## START Document excerpt

The operation of the "1" gate as shown in FIG. 7 is hereinafter described with the assumptions being made that (1) the output is coupled to the gate electrode of another MOS transistor (not shown), which acts as a capacitive load, and (2) logic circuit 134 consists of a single transistor, hereinafter called the logic transistor, having its source connected to the φ ₁ signal and its drain connected to the source electrode of isolation transistor 132. The input to the gate electrode of the logic transistor will be the input voltage A, which is first assumed to be negative (logic 1) during the time the φ ₂ signal is negative. During the time that the φ ₁ signal is negative, the φ ₂ signal also will be negative, as seen from FIGS. 6A and 6B, and, thus, both load transistor 130 and isolation transistor 132 will be conductive. Since load transistor 130 is conductive the voltage at the output 0 will be negative, and this will cause the capacitive load (not shown) to become negatively charged. After the φ ₁ signal returns to ground voltage, but before the time the φ ₂ signal returns to ground voltage, as seen during the time T _L between FIGS. 6A and 6B, load transistor 130 will become nonconductive and exhibit an extremely high drain-to-source impedance, while isolation transistor 132 will remain conductive and exhibit a relatively low drain-to-source impedance. In this event, one must look to the state of conductivity of the transistor in logic circuit 134. Since it was assumed that the input voltage A was negative, the logic transistor will be conductive; hence the output signal will be at ground voltage (logic 0), since the drain electrode of the conductive logic transistor is connected to the φ ₁ signal, which is now at ground voltage. If the input voltage A was at ground potential (logic 0), the logic transistor would be nonconductive; hence the output voltage 0 would remain as the negative voltage (logic 1) stored in the capacitive load (not shown). Thus, the "1" gate just described acts as an inverter circuit; that is, the output signal, 0, is equal to the opposite of the input signal A. Written as a logical equation, this becomes

0 = A (1)

where the "(1)" term signifies a "1" gate.

Referring now to FIG. 8, a "2" gate is shown. The "2" gate similarly has a load transistor 136 having its drain and gate electrodes connected together and to the φ ₁ signal. The output from a "2" gate is taken from the source electrode of load transistor 136, which is also connected to the drain electrodes of at least some of the transistors in a logic circuit 138, which may be similar in construction to logic circuit 134. The source electrodes of at least some of the transistors in logic circuit 138 are connected to the drain electrode of an isolation transistor 140, which has its source electrode connected to the φ ₁ signal and its gate electrode connected to the φ ₄ signal. To understand the operation of a "2" gate, assume that (1) the output 0 is connected to a capacitive load and (2) there is a single logic transistor in logic circuit 138 having its gate electrode connected to the input voltage A, its drain electrode connected to the output signal 0, and its source electrode connected to the drain electrode of isolation transistor 140. During the time the φ ₁ signal is negative, load transistor 136 will be conductive, and a negative signal will become stored in the capacitive load, thereby making the output signal 0 a negative voltage. When the φ ₁ signal returns to ground level, there will be no immediate path through which the capacitive load can discharge to ground, even though the logic transistor may be conductive. If the input signal A had been at ground potential, the logic transistor would be nonconductive, so the output signal 0 will remain at the negative voltage stored in the capacitive load. However, if the input signal is a negative voltage, the logic transistor is conductive, and, during the time the φ ₄ pulse is negative, isolation transistor 140 is conductive. Therefore, during the φ ₄ negative voltage time, the capacitive load can discharge to ground (φ ₁ is at ground potential when φ ₄ is negative) through the logic transistor and isolation transistor 140. Then, after φ ₄ returns to ground, but before φ ₃ returns to ground, the output signal 0 will be at ground potential. Thus, the "2" gate acts as an inverter circuit in this case. The logical equation for a "2" gate is:

0 = A (2)

## END Document excerpt
## START Data supplied

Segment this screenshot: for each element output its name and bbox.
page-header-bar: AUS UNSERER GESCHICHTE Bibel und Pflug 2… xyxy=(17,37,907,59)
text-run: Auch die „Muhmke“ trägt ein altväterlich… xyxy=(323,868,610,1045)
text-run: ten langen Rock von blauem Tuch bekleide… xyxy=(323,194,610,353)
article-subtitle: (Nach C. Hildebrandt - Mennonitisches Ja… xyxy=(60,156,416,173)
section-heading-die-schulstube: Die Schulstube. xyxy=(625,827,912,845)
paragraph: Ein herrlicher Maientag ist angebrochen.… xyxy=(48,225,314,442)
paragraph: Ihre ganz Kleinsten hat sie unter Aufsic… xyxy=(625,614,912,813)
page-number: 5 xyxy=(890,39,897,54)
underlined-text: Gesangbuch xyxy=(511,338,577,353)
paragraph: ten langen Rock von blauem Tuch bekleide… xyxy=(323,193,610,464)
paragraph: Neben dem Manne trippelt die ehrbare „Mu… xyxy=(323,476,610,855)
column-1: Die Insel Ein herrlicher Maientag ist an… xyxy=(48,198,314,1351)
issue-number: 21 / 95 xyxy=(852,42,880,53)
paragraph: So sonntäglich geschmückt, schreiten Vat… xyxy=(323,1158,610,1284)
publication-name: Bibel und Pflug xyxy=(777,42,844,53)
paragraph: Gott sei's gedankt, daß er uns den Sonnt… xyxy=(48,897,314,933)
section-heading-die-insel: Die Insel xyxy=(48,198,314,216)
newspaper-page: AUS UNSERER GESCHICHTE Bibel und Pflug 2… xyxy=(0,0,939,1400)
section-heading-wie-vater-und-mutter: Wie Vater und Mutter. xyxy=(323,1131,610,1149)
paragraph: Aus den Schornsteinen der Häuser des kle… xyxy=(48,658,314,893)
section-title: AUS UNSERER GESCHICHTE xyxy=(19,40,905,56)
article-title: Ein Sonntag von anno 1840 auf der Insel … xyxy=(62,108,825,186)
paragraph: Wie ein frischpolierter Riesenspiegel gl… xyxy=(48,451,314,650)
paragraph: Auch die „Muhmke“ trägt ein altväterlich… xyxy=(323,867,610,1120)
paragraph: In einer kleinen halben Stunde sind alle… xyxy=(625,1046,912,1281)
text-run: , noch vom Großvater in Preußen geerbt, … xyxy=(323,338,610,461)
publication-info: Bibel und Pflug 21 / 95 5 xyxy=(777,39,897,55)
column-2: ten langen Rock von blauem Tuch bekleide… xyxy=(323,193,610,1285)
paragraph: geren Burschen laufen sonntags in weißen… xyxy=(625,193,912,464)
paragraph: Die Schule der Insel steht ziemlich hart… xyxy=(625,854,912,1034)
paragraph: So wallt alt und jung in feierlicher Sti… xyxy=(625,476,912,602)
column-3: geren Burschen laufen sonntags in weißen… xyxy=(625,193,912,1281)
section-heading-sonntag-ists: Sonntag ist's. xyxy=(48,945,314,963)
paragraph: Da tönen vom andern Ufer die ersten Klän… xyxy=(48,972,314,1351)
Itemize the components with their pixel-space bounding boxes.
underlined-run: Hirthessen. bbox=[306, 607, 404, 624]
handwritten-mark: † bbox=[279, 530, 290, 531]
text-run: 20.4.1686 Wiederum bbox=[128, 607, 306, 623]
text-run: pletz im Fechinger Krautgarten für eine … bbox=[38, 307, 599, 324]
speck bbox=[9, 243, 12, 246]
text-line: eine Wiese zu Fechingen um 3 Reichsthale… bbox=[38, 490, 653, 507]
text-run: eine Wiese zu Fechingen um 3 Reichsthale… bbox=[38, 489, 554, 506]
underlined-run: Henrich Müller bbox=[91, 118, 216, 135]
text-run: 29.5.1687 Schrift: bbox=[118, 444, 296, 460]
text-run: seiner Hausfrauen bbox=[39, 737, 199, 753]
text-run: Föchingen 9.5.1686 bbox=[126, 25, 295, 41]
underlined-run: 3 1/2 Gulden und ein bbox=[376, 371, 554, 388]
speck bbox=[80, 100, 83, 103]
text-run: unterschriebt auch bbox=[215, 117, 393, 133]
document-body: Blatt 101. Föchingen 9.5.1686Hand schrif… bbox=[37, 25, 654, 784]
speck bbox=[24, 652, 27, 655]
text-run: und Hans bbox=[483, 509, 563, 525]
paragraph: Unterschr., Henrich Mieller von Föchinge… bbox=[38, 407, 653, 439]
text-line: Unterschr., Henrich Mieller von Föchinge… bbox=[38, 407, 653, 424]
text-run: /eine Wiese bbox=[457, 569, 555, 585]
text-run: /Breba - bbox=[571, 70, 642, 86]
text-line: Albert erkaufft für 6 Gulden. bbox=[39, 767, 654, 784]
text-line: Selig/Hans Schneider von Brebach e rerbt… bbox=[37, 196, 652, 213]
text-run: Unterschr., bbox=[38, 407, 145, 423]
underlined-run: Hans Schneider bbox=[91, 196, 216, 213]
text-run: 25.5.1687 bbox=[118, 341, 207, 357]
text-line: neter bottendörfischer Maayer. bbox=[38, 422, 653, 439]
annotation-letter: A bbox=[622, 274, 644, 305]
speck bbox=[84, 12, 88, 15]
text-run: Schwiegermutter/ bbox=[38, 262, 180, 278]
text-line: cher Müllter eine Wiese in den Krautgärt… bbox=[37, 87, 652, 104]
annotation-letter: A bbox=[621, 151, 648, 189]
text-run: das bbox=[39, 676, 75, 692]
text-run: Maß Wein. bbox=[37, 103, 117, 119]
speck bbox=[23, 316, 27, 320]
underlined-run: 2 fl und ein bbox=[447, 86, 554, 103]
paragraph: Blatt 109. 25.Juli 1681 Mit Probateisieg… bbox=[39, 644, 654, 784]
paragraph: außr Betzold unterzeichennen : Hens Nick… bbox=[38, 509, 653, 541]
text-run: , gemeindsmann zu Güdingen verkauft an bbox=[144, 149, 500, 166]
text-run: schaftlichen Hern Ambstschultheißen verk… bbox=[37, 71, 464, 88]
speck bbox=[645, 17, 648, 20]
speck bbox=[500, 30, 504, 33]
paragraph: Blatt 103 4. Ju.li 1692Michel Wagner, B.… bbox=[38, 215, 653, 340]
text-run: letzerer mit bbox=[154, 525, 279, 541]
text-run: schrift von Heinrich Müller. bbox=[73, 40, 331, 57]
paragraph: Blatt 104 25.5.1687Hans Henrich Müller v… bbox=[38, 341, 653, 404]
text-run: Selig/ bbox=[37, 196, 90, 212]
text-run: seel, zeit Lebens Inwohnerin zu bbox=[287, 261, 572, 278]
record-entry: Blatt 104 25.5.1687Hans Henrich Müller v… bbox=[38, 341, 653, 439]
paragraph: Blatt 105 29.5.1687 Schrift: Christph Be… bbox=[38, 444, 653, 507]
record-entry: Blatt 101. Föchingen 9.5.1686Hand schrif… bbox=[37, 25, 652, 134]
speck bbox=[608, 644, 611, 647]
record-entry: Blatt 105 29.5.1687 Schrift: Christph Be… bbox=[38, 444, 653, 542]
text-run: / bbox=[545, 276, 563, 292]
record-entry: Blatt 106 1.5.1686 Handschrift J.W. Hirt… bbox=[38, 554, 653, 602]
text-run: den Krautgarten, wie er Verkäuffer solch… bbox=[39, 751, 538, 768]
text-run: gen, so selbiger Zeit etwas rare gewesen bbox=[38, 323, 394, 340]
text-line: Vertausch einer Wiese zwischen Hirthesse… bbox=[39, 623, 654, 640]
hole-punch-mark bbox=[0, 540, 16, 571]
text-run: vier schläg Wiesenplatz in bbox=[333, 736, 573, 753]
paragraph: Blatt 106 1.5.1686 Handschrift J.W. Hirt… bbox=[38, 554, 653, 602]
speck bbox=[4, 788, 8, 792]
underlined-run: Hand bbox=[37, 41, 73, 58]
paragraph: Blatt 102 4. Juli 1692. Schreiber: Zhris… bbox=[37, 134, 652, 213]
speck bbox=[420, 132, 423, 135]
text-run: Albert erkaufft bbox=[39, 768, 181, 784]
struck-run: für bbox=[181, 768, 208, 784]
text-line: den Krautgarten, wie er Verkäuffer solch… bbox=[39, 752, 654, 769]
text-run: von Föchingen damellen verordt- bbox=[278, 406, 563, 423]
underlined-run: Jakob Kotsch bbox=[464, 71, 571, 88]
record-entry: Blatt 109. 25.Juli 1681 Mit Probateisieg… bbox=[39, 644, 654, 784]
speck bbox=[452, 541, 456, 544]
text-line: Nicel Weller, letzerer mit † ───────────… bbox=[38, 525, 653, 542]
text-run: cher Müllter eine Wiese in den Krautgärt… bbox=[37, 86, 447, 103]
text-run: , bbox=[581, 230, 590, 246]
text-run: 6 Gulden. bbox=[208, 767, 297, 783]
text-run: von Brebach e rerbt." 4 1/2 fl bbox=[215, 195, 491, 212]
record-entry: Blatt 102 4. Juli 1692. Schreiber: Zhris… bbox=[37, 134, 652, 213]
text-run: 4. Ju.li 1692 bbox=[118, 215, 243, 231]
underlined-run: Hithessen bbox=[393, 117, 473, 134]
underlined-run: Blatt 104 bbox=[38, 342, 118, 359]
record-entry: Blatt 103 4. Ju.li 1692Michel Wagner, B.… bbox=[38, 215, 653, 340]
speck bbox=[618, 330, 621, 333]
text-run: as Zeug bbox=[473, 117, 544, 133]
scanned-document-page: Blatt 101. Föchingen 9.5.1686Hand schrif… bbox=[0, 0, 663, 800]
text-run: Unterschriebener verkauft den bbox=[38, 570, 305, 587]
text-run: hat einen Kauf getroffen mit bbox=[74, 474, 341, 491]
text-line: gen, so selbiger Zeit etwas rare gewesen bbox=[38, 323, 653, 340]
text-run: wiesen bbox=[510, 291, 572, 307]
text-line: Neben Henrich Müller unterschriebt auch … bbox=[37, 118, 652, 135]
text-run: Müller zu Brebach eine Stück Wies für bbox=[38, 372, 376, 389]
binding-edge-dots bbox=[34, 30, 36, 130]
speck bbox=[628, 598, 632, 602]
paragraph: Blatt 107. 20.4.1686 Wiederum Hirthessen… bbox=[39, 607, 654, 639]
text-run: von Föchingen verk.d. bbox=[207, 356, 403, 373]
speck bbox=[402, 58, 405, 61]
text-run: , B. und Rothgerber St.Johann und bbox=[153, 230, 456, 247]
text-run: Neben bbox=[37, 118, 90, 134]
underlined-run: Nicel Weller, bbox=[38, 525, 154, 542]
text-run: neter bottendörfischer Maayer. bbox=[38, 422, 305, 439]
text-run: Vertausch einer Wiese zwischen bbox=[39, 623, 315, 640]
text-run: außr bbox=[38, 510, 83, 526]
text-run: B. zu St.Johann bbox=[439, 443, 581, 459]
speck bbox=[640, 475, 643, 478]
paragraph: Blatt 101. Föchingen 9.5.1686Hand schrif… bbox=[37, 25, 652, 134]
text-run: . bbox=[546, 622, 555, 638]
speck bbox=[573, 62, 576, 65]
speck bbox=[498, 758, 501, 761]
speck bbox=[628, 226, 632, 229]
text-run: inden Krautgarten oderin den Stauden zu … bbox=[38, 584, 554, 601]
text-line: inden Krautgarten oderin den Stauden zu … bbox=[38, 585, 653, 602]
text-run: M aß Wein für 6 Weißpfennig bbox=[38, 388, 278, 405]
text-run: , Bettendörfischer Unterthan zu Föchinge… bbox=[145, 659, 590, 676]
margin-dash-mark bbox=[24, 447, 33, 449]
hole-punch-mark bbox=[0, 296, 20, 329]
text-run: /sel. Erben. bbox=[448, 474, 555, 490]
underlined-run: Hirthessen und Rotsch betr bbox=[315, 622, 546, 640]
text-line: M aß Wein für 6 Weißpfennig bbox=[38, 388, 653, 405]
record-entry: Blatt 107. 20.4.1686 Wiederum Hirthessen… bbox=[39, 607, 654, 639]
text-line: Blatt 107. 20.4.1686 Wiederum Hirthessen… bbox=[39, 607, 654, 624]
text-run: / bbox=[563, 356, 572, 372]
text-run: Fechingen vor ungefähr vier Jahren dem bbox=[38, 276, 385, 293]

## END Data supplied

■ **Parts of the exercise**
A. In the gate-circuit description, what is the gate electrode of isolation transistor 140 connected to?
B. Reproduce the entries verbatim from their first line through the line that holds "paragraph: Ein herrlicher", inclusive.

■ **Results in order**
A. The φ ₄ signal.

B.
Segment this screenshot: for each element output its name and bbox.
page-header-bar: AUS UNSERER GESCHICHTE Bibel und Pflug 2… xyxy=(17,37,907,59)
text-run: Auch die „Muhmke“ trägt ein altväterlich… xyxy=(323,868,610,1045)
text-run: ten langen Rock von blauem Tuch bekleide… xyxy=(323,194,610,353)
article-subtitle: (Nach C. Hildebrandt - Mennonitisches Ja… xyxy=(60,156,416,173)
section-heading-die-schulstube: Die Schulstube. xyxy=(625,827,912,845)
paragraph: Ein herrlicher Maientag ist angebrochen.… xyxy=(48,225,314,442)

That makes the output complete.